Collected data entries
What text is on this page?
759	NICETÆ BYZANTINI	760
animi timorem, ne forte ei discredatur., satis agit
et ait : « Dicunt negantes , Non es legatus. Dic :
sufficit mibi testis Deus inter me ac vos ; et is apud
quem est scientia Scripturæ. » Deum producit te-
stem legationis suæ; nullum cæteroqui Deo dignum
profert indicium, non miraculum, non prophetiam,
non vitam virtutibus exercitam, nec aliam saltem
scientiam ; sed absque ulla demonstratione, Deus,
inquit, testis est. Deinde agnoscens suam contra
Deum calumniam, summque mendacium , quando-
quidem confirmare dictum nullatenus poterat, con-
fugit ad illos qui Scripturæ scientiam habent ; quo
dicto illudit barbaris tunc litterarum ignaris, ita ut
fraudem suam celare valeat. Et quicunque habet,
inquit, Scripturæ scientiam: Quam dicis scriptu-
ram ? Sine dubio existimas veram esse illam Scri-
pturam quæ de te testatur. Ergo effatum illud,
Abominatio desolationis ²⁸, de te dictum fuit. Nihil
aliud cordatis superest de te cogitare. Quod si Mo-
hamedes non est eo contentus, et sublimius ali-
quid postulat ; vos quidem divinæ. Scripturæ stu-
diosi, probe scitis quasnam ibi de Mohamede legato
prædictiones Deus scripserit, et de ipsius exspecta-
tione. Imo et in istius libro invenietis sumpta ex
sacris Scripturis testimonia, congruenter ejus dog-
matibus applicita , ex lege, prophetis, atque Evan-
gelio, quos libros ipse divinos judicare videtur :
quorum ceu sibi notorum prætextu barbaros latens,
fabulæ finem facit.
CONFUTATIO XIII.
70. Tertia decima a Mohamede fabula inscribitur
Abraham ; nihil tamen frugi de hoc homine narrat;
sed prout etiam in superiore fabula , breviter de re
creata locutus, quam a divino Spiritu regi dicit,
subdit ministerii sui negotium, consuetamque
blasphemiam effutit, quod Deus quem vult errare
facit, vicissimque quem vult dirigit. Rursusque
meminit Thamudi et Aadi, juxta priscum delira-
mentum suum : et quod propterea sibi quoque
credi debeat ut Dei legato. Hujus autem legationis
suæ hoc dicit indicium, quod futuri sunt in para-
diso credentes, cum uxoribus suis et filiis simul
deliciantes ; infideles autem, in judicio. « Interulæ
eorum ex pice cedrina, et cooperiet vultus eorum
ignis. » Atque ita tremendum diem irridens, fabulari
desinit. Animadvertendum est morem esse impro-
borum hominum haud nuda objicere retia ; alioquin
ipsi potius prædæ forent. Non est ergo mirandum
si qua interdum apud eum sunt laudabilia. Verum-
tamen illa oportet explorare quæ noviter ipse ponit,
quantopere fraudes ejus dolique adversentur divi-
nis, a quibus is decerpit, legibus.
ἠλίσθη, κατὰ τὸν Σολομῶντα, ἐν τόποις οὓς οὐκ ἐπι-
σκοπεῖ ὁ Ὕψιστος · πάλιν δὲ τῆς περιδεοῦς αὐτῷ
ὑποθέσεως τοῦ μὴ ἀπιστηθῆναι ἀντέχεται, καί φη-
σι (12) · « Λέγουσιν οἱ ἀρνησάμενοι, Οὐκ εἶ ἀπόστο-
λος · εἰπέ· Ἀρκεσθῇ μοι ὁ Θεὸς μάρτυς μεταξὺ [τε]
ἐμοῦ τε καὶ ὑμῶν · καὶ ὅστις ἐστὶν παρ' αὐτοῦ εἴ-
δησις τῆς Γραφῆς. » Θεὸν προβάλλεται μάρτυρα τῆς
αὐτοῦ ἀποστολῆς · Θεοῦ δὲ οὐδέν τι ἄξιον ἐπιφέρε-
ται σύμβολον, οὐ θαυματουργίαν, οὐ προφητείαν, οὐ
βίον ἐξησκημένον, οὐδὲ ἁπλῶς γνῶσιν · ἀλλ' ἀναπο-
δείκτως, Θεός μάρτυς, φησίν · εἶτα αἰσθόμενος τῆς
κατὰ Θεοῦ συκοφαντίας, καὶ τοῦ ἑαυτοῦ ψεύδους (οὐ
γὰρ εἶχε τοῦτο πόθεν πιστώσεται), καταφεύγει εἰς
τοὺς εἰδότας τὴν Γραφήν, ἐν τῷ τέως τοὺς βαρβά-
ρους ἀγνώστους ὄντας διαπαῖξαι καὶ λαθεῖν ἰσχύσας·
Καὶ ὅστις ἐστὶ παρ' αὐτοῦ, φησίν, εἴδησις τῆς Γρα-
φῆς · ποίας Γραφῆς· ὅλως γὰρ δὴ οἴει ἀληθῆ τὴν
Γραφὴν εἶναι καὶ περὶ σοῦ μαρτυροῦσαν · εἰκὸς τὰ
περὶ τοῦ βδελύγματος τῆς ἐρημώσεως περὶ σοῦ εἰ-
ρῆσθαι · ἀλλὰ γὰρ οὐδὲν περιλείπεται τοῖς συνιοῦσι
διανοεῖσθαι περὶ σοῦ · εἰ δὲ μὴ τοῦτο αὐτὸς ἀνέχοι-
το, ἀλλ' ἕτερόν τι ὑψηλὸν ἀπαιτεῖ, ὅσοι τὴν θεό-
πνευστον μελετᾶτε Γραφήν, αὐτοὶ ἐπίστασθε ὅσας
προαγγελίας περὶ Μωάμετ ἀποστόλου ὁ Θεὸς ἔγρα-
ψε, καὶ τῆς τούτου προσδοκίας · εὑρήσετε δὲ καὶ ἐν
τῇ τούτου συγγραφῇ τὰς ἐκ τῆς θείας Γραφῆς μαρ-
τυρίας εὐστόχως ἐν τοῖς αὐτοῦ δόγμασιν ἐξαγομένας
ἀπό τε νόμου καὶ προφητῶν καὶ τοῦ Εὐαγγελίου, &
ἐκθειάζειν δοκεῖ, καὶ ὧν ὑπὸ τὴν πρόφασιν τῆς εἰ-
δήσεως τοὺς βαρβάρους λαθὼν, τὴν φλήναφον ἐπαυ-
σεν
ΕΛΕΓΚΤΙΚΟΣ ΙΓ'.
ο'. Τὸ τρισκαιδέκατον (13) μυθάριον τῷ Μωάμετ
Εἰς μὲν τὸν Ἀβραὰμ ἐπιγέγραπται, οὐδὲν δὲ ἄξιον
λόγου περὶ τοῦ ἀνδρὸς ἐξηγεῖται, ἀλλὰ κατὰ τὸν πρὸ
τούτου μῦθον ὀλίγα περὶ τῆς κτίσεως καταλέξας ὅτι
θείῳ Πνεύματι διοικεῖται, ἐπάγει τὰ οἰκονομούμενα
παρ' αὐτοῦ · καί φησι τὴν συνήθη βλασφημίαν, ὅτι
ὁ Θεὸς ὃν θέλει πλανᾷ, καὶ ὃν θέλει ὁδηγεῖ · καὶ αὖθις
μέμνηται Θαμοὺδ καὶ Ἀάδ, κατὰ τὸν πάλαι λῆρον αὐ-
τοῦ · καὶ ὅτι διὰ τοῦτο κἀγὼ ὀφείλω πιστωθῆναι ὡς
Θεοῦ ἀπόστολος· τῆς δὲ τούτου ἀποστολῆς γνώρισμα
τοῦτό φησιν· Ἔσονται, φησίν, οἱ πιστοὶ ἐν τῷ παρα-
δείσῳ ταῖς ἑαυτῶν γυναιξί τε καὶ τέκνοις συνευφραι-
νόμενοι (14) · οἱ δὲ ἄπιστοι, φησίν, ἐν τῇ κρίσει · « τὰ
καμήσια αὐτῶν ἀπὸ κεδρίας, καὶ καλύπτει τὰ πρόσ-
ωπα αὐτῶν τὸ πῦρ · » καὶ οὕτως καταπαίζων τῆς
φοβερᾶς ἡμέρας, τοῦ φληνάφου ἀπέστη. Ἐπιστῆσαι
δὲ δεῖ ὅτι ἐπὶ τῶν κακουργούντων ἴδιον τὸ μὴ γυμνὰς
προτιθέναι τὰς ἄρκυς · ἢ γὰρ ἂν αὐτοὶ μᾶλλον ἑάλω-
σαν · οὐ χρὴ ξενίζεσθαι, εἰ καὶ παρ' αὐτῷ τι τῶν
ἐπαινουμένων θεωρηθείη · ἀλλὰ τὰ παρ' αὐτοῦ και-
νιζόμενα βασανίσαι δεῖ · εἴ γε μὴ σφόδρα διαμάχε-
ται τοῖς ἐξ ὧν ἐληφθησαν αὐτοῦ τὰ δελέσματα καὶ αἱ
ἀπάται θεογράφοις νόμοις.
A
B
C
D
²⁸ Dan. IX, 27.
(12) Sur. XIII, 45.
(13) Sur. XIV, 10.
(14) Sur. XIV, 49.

Problem - In the records above, find the lines containing "Scripturæ" and copy them.

Complete answer -
quem est scientia Scripturæ. » Deum producit te-
fugit ad illos qui Scripturæ scientiam habent ; quo
inquit, Scripturæ scientiam: Quam dicis scriptu-
quid postulat ; vos quidem divinæ. Scripturæ stu-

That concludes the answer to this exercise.